* START Material to process *

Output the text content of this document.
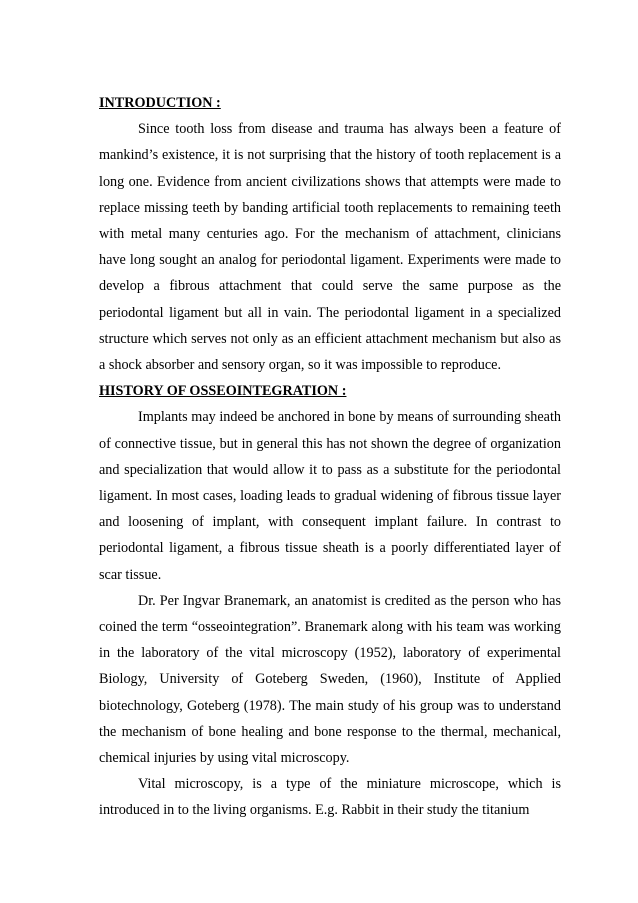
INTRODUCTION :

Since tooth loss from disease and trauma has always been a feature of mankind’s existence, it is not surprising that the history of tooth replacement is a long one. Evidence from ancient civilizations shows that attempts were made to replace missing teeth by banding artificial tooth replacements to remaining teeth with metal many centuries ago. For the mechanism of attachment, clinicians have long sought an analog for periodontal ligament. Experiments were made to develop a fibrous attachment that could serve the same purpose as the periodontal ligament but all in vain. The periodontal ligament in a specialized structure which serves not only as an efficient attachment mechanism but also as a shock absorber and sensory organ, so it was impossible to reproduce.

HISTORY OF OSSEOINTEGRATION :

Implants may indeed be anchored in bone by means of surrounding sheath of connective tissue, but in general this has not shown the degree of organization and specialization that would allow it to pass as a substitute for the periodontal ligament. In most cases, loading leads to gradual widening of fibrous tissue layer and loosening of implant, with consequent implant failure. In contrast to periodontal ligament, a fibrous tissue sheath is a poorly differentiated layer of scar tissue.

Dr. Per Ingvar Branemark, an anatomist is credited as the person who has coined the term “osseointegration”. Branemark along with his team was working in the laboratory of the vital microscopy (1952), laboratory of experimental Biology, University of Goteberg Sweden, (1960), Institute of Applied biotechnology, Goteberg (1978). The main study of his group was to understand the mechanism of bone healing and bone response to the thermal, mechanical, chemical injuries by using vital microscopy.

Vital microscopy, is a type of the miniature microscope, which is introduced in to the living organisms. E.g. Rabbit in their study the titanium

* END Material to process *
* START Material to process *

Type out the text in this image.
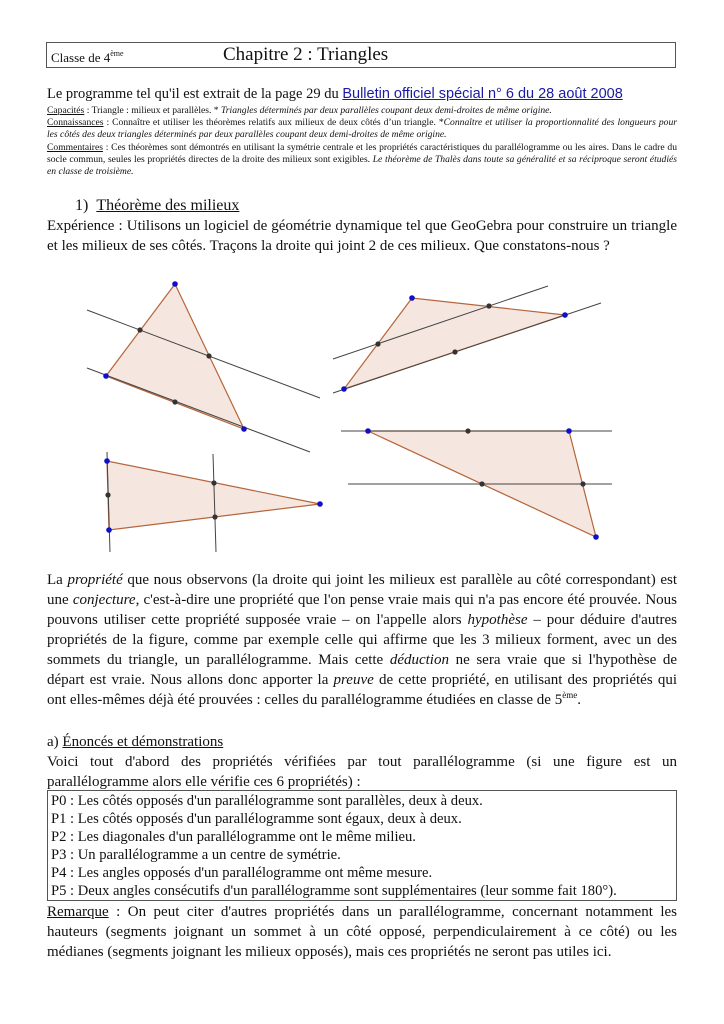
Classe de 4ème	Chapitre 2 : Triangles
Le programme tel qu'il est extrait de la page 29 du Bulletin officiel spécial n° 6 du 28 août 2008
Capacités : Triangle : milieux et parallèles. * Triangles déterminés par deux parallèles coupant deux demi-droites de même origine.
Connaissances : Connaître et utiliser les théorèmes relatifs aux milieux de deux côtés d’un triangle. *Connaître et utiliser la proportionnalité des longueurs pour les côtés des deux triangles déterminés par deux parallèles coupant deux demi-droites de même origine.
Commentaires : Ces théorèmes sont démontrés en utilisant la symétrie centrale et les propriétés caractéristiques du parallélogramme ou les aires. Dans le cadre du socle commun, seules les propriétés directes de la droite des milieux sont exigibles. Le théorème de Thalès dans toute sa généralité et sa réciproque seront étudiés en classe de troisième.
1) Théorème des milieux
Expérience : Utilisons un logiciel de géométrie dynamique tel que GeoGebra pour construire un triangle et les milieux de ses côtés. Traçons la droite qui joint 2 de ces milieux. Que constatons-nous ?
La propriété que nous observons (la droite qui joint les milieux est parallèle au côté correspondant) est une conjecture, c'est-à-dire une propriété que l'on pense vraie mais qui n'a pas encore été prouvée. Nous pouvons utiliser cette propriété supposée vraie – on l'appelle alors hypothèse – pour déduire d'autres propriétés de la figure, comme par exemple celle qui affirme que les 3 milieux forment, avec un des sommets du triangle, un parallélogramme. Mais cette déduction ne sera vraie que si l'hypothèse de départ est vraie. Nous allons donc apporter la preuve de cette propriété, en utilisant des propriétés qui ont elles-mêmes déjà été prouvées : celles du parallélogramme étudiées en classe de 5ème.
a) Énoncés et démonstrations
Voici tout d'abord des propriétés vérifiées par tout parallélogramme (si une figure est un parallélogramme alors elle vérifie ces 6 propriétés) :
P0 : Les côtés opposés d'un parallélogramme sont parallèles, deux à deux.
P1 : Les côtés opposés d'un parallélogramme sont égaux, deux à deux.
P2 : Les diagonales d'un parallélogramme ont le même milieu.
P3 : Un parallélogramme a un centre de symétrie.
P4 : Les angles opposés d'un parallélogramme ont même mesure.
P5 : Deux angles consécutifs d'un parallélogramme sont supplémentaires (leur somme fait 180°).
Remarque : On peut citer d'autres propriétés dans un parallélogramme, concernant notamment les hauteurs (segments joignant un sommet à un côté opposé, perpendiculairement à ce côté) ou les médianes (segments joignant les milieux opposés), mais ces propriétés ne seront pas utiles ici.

* END Material to process *

§ **Exercise objective**
List each line in the listing that contains the string "which".

§ **Reply to the exercise**
Since tooth loss from disease and trauma has always been a feature of mankind’s existence, it is not surprising that the history of tooth replacement is a long one. Evidence from ancient civilizations shows that attempts were made to replace missing teeth by banding artificial tooth replacements to remaining teeth with metal many centuries ago. For the mechanism of attachment, clinicians have long sought an analog for periodontal ligament. Experiments were made to develop a fibrous attachment that could serve the same purpose as the periodontal ligament but all in vain. The periodontal ligament in a specialized structure which serves not only as an efficient attachment mechanism but also as a shock absorber and sensory organ, so it was impossible to reproduce.
Vital microscopy, is a type of the miniature microscope, which is introduced in to the living organisms. E.g. Rabbit in their study the titanium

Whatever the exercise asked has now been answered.